• [Problem to solve]:
Examine the records and identify each line that includes the string "takmičenjima". Copy those lines.

Begin

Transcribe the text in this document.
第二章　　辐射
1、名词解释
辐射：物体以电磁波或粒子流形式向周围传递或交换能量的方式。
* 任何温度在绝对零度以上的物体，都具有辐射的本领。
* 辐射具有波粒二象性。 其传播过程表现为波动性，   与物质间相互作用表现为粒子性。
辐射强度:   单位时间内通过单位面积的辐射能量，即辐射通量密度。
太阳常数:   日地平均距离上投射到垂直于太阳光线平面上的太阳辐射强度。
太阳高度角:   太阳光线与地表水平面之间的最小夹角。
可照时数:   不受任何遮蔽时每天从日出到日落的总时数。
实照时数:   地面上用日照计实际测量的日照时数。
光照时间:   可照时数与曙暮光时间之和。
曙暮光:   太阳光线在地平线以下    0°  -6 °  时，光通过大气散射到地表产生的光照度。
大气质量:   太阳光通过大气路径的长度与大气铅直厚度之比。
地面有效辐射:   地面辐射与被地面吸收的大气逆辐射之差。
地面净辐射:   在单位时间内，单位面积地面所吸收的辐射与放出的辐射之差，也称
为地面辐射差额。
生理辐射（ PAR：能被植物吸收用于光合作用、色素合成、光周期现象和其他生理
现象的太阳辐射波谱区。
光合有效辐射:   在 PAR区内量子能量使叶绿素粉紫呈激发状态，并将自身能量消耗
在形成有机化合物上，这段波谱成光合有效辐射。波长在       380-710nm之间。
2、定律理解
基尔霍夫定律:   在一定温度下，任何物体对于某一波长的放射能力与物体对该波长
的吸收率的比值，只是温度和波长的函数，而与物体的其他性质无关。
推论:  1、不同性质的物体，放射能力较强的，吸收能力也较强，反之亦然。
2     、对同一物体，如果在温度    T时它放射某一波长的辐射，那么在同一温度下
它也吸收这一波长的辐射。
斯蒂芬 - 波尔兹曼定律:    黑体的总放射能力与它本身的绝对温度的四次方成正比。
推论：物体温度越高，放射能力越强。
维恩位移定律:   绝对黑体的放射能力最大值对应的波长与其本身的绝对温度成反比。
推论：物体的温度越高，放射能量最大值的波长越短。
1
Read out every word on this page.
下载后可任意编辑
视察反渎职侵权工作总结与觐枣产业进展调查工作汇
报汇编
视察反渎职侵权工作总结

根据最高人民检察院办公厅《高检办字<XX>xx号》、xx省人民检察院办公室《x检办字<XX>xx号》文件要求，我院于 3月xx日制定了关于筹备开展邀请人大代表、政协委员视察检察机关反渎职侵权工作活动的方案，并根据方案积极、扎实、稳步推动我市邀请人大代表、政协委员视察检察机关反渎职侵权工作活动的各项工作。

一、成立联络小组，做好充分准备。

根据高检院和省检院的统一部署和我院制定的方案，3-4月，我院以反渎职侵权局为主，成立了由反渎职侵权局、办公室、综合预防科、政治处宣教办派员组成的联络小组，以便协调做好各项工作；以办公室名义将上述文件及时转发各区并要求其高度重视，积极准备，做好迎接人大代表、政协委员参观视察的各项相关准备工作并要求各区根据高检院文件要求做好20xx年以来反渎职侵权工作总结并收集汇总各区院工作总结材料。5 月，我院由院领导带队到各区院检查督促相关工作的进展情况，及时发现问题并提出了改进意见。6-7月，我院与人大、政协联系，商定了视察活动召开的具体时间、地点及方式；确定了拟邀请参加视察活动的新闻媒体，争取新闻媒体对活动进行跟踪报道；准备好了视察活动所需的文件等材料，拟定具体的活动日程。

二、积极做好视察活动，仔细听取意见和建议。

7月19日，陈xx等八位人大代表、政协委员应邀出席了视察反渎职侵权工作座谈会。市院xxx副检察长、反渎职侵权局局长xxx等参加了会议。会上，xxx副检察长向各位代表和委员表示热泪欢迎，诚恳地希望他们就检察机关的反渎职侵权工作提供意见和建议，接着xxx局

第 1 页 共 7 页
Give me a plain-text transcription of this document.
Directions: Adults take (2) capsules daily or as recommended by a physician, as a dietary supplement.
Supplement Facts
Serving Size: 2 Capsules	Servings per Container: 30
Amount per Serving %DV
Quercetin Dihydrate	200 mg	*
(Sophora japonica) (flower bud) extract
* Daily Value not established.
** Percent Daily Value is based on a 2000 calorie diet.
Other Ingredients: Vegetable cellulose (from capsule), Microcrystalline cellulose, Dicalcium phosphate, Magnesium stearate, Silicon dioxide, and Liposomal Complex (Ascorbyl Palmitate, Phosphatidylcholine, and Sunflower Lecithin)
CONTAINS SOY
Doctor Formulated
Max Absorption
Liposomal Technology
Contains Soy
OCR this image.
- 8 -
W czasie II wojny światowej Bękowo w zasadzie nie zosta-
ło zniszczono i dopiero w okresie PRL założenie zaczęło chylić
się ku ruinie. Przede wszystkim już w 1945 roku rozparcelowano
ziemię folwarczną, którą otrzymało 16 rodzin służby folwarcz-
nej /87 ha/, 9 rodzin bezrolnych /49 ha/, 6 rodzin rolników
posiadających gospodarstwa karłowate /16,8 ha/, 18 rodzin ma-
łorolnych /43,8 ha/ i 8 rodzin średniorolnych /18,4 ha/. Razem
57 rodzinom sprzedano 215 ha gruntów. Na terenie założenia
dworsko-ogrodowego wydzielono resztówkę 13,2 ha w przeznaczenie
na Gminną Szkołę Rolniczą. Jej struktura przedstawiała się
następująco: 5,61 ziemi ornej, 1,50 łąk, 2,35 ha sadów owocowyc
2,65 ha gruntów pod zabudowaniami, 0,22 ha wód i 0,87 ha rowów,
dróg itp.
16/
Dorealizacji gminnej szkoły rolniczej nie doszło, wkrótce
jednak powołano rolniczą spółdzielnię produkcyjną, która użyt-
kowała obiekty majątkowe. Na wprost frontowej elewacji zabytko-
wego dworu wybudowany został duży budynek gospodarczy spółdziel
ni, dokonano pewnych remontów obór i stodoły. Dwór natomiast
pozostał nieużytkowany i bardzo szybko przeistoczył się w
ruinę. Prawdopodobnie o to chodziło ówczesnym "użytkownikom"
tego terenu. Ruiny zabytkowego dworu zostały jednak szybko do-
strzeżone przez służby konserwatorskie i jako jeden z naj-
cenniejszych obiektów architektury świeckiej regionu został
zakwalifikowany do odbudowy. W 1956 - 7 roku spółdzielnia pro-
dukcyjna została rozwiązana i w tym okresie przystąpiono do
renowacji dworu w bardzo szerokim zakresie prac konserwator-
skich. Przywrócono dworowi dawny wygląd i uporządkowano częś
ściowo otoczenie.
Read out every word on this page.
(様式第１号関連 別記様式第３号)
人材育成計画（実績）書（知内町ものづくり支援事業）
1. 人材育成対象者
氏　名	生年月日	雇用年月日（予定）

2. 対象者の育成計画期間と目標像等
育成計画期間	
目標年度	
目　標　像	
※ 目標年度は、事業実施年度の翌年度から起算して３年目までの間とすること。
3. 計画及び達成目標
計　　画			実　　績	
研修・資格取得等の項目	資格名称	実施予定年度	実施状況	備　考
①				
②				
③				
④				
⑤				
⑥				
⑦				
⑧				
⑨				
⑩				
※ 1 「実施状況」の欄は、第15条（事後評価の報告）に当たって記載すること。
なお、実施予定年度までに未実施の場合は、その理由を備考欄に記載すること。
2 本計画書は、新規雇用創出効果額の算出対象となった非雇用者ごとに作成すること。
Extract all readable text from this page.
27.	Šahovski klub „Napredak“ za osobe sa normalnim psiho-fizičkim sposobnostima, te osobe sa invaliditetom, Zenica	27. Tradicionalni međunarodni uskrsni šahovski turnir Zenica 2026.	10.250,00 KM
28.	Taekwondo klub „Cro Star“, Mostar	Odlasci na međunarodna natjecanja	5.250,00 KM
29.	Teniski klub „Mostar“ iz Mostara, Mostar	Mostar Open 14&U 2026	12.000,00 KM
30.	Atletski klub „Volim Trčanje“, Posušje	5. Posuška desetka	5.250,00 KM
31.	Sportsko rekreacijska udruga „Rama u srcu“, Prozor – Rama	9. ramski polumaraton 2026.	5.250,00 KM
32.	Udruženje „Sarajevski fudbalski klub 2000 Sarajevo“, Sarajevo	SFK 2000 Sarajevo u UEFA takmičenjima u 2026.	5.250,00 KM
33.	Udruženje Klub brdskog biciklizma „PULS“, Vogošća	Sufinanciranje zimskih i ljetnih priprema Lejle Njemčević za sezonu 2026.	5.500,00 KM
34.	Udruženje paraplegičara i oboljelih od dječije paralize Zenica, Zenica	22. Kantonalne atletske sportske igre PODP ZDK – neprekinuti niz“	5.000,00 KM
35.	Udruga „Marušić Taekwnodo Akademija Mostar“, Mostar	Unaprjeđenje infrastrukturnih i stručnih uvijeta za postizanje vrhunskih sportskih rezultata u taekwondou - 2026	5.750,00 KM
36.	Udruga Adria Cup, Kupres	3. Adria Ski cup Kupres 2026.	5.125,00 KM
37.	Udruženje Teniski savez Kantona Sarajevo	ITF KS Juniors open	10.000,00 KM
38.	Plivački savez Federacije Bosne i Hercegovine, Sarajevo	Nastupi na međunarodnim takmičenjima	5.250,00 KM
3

End

• [Exercise output]:
32.	Udruženje „Sarajevski fudbalski klub 2000 Sarajevo“, Sarajevo	SFK 2000 Sarajevo u UEFA takmičenjima u 2026.	5.250,00 KM
38.	Plivački savez Federacije Bosne i Hercegovine, Sarajevo	Nastupi na međunarodnim takmičenjima	5.250,00 KM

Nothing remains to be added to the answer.